— The problem —
Extract all records. Keep each one exact.

· · · · ·

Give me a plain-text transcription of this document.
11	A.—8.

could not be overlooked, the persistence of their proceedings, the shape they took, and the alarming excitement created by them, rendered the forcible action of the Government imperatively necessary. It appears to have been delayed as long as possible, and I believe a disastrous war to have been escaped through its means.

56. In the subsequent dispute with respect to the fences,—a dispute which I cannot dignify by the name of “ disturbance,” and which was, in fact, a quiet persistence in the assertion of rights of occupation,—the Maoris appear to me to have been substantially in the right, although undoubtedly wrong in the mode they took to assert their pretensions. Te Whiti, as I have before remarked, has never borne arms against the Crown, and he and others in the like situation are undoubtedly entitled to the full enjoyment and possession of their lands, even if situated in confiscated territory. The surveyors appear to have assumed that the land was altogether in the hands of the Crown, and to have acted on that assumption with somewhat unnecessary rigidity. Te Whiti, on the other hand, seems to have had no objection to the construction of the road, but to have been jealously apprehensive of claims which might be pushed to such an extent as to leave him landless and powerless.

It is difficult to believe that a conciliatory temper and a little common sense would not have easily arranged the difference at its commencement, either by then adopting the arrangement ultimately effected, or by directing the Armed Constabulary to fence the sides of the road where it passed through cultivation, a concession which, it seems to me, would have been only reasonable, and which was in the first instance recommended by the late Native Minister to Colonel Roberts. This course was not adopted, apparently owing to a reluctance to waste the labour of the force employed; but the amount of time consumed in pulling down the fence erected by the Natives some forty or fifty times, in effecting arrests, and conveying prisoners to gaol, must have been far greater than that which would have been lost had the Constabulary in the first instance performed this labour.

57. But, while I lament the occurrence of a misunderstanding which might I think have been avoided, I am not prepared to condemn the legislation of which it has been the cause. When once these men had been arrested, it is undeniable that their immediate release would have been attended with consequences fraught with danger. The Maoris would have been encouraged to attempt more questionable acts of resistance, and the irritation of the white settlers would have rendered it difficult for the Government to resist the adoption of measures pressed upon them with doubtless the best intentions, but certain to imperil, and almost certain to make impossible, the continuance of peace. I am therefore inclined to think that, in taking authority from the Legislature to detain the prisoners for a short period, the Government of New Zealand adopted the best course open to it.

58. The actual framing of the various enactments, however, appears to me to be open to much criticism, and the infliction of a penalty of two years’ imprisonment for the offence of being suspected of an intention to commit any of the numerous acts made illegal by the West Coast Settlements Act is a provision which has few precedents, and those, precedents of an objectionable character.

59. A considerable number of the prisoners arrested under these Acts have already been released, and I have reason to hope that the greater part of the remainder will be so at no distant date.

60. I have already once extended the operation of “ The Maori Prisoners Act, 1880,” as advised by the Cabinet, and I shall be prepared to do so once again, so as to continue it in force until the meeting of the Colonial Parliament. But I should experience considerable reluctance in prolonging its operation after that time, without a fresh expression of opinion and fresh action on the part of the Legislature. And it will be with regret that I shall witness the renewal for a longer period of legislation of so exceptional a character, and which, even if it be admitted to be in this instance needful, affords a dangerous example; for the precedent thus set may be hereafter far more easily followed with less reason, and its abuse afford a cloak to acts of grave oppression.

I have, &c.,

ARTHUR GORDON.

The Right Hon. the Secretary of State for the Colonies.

· · · · ·

— Written response —
Give me a plain-text transcription of this document.
11	A.—8.

could not be overlooked, the persistence of their proceedings, the shape they took, and the alarming excitement created by them, rendered the forcible action of the Government imperatively necessary. It appears to have been delayed as long as possible, and I believe a disastrous war to have been escaped through its means.

56. In the subsequent dispute with respect to the fences,—a dispute which I cannot dignify by the name of “ disturbance,” and which was, in fact, a quiet persistence in the assertion of rights of occupation,—the Maoris appear to me to have been substantially in the right, although undoubtedly wrong in the mode they took to assert their pretensions. Te Whiti, as I have before remarked, has never borne arms against the Crown, and he and others in the like situation are undoubtedly entitled to the full enjoyment and possession of their lands, even if situated in confiscated territory. The surveyors appear to have assumed that the land was altogether in the hands of the Crown, and to have acted on that assumption with somewhat unnecessary rigidity. Te Whiti, on the other hand, seems to have had no objection to the construction of the road, but to have been jealously apprehensive of claims which might be pushed to such an extent as to leave him landless and powerless.

It is difficult to believe that a conciliatory temper and a little common sense would not have easily arranged the difference at its commencement, either by then adopting the arrangement ultimately effected, or by directing the Armed Constabulary to fence the sides of the road where it passed through cultivation, a concession which, it seems to me, would have been only reasonable, and which was in the first instance recommended by the late Native Minister to Colonel Roberts. This course was not adopted, apparently owing to a reluctance to waste the labour of the force employed; but the amount of time consumed in pulling down the fence erected by the Natives some forty or fifty times, in effecting arrests, and conveying prisoners to gaol, must have been far greater than that which would have been lost had the Constabulary in the first instance performed this labour.

57. But, while I lament the occurrence of a misunderstanding which might I think have been avoided, I am not prepared to condemn the legislation of which it has been the cause. When once these men had been arrested, it is undeniable that their immediate release would have been attended with consequences fraught with danger. The Maoris would have been encouraged to attempt more questionable acts of resistance, and the irritation of the white settlers would have rendered it difficult for the Government to resist the adoption of measures pressed upon them with doubtless the best intentions, but certain to imperil, and almost certain to make impossible, the continuance of peace. I am therefore inclined to think that, in taking authority from the Legislature to detain the prisoners for a short period, the Government of New Zealand adopted the best course open to it.

58. The actual framing of the various enactments, however, appears to me to be open to much criticism, and the infliction of a penalty of two years’ imprisonment for the offence of being suspected of an intention to commit any of the numerous acts made illegal by the West Coast Settlements Act is a provision which has few precedents, and those, precedents of an objectionable character.

59. A considerable number of the prisoners arrested under these Acts have already been released, and I have reason to hope that the greater part of the remainder will be so at no distant date.

60. I have already once extended the operation of “ The Maori Prisoners Act, 1880,” as advised by the Cabinet, and I shall be prepared to do so once again, so as to continue it in force until the meeting of the Colonial Parliament. But I should experience considerable reluctance in prolonging its operation after that time, without a fresh expression of opinion and fresh action on the part of the Legislature. And it will be with regret that I shall witness the renewal for a longer period of legislation of so exceptional a character, and which, even if it be admitted to be in this instance needful, affords a dangerous example; for the precedent thus set may be hereafter far more easily followed with less reason, and its abuse afford a cloak to acts of grave oppression.

I have, &c.,

ARTHUR GORDON.

The Right Hon. the Secretary of State for the Colonies.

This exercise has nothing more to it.